------ SOURCE EXTRACT ------

Maxim Berezin (born January 29, 1991) is a Russian professional ice hockey defenceman who currently plays for HC Neftekhimik Nizhnekamsk of the Kontinental Hockey League (KHL).

Playing career
Berezin started his career in 2007 with the Neftekhimik Nizhnekamsk of the third level Pervaya Liga as a seventeen-year-old, where he scored 13 points in 38 games. He would spend most of his 2008-09 season in the second level Vysshaya Liga playing with Neftyanik Leninogorsk, scoring 6 pts in 32 games.

He would split his next two seasons between Reaktor Nizhnekamsk of the Molodezhnaya Khokkeinaya Liga and Neftekhimik Nizhnekamsk of the Kontinental Hockey League. Berezin would score a career high in points (36) during his 2009–10 stint with Reaktor Nizhnekamsk.

------

• [WRITTEN INSTRUCTION 1] Update the entries from their first line down through the line containing "- heatmap-cell: [571, 232, 578, 236]", replacing "heatmap-cell" with "grid-cell" and keeping everything else the same.

------ RECORDS FOR THE TASK ------

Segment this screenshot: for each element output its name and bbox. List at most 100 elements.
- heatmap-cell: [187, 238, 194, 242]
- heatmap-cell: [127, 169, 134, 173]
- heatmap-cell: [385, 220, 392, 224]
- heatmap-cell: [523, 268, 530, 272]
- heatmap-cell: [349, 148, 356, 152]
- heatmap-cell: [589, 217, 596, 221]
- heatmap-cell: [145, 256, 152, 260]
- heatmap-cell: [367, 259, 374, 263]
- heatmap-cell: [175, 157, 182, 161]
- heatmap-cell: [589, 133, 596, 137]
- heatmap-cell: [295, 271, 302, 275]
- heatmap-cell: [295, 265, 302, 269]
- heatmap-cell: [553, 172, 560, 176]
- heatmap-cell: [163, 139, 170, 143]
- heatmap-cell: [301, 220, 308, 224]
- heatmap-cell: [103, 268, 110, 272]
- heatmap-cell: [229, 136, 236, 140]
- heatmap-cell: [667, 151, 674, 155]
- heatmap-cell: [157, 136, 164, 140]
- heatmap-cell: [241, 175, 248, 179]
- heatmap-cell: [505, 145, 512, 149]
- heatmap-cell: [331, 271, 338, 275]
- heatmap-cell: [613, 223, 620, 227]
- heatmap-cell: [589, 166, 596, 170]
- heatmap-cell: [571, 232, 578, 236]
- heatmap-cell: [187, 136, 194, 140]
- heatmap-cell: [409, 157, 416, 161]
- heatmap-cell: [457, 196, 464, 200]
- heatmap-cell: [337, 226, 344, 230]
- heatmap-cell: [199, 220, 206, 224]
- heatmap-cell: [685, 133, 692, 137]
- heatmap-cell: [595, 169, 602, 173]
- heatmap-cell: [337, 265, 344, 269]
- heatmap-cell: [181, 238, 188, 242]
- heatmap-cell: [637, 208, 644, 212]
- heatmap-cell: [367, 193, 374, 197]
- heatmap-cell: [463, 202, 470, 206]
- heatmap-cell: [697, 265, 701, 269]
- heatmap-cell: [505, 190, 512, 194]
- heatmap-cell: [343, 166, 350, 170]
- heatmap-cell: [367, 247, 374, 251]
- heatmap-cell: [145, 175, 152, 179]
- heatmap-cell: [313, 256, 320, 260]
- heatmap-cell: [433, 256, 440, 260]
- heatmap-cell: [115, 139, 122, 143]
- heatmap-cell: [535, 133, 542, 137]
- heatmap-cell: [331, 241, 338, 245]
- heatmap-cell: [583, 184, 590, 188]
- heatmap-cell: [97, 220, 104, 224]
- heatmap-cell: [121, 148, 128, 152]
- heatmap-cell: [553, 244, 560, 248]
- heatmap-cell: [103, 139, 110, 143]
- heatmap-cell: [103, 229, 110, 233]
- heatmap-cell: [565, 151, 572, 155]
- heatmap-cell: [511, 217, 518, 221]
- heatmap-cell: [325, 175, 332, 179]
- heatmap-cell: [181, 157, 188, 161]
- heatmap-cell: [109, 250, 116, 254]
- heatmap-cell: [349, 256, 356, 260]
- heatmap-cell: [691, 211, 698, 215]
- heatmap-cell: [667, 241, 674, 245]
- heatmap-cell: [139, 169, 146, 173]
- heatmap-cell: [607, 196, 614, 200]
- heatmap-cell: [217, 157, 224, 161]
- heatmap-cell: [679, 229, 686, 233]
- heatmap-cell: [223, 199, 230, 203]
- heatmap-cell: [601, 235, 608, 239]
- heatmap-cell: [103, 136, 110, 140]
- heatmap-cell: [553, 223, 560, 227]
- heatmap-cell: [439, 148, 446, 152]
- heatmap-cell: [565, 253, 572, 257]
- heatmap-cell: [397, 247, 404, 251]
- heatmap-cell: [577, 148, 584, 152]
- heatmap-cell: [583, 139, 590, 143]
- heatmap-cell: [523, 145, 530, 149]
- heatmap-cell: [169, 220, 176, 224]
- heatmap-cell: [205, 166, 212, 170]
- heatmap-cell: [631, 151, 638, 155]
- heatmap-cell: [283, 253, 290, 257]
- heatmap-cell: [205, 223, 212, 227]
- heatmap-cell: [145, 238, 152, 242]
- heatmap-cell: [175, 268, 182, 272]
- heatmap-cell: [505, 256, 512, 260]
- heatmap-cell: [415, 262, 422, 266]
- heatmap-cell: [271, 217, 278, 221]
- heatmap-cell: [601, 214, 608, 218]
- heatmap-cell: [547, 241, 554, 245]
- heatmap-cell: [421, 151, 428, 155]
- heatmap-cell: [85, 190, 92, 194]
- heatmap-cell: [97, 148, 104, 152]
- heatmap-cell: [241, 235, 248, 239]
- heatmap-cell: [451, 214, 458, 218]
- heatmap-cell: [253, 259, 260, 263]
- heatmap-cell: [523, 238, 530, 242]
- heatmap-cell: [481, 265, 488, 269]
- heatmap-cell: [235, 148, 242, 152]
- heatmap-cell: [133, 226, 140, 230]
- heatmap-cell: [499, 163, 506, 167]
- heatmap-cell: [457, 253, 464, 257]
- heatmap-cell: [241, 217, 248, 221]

------

• [WRITTEN INSTRUCTION 2]
Answer these questions about the ice hockey player's biography:
(a) In what year did Berezin start his career?
(b) With which team did he play in the Vysshaya Liga?
(c) How many points did he score in his career-high 2009–10 stint with Reaktor Nizhnekamsk?

• [CORRECT RESPONSE 1]
Segment this screenshot: for each element output its name and bbox. List at most 100 elements.
- grid-cell: [187, 238, 194, 242]
- grid-cell: [127, 169, 134, 173]
- grid-cell: [385, 220, 392, 224]
- grid-cell: [523, 268, 530, 272]
- grid-cell: [349, 148, 356, 152]
- grid-cell: [589, 217, 596, 221]
- grid-cell: [145, 256, 152, 260]
- grid-cell: [367, 259, 374, 263]
- grid-cell: [175, 157, 182, 161]
- grid-cell: [589, 133, 596, 137]
- grid-cell: [295, 271, 302, 275]
- grid-cell: [295, 265, 302, 269]
- grid-cell: [553, 172, 560, 176]
- grid-cell: [163, 139, 170, 143]
- grid-cell: [301, 220, 308, 224]
- grid-cell: [103, 268, 110, 272]
- grid-cell: [229, 136, 236, 140]
- grid-cell: [667, 151, 674, 155]
- grid-cell: [157, 136, 164, 140]
- grid-cell: [241, 175, 248, 179]
- grid-cell: [505, 145, 512, 149]
- grid-cell: [331, 271, 338, 275]
- grid-cell: [613, 223, 620, 227]
- grid-cell: [589, 166, 596, 170]
- grid-cell: [571, 232, 578, 236]

• [CORRECT RESPONSE 2]
(a) 2007
(b) Neftyanik Leninogorsk
(c) 36